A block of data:
* Start *

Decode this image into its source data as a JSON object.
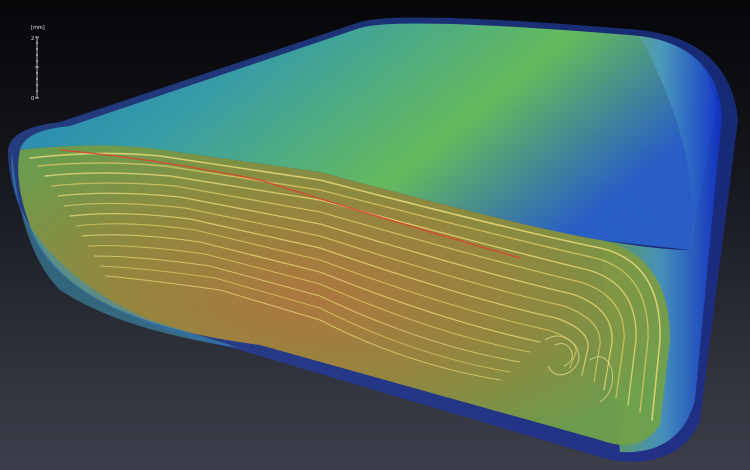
{
  "scale_bar": {
    "unit": "[mm]",
    "top_label": "2",
    "bottom_label": "0"
  }
}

* End *

*Prompt*:
Without including any pictures, output all the entries above exactly.

*Reply to the exercise*:
Decode this image into its source data as a JSON object.
{
  "scale_bar": {
    "unit": "[mm]",
    "top_label": "2",
    "bottom_label": "0"
  }
}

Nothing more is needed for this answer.